▶ [What the task asks] Print every line of the data below verbatim, leaving out the pictures.
* start Listed records *
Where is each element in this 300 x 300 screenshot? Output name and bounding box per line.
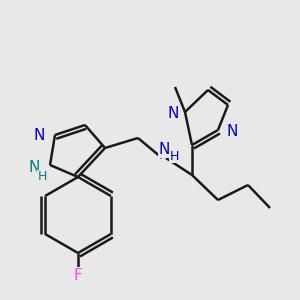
Text: N: N xyxy=(167,106,179,122)
Text: H: H xyxy=(37,170,47,184)
Text: N: N xyxy=(28,160,40,175)
Text: N: N xyxy=(226,124,238,140)
Text: F: F xyxy=(74,268,82,283)
Text: N: N xyxy=(158,142,170,158)
Text: N: N xyxy=(33,128,45,142)
Text: H: H xyxy=(169,149,179,163)
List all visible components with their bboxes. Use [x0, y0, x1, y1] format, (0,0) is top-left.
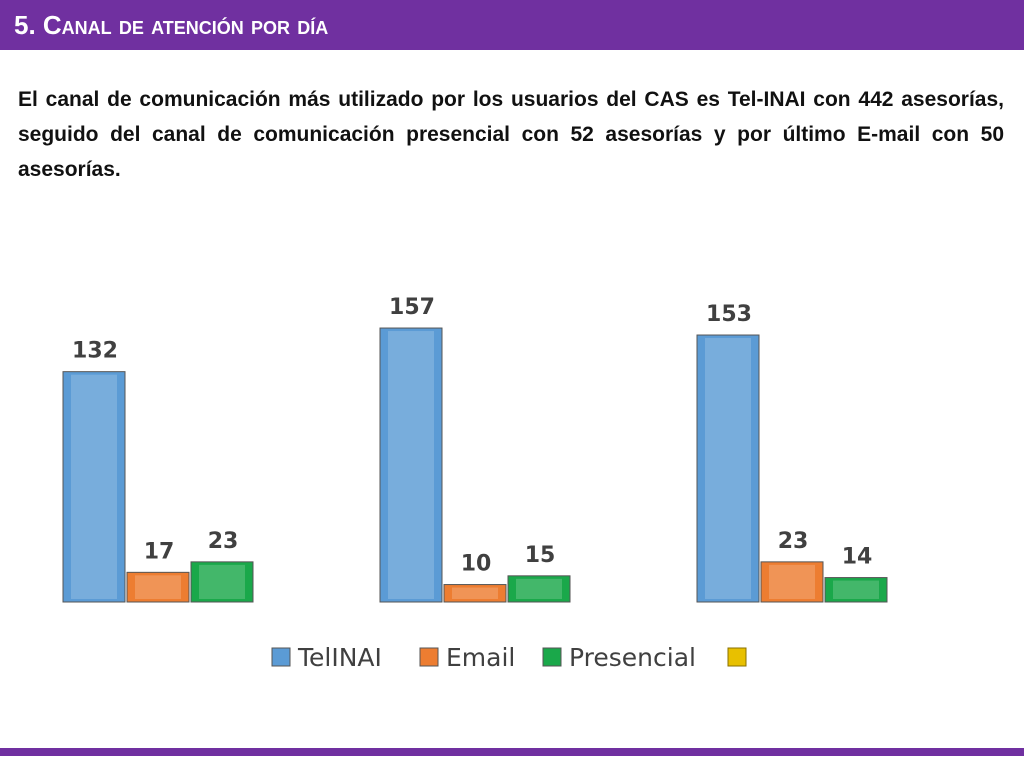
* end Listed records *
▶ [Worked solution]
Where is each element in this 300 x 300 screenshot? Output name and bounding box per line.
Text: N: N xyxy=(167,106,179,122)
Text: H: H xyxy=(37,170,47,184)
Text: N: N xyxy=(28,160,40,175)
Text: N: N xyxy=(226,124,238,140)
Text: F: F xyxy=(74,268,82,283)
Text: N: N xyxy=(158,142,170,158)
Text: N: N xyxy=(33,128,45,142)
Text: H: H xyxy=(169,149,179,163)
List all visible components with their bboxes. Use [x0, y0, x1, y1] format, (0,0) is top-left.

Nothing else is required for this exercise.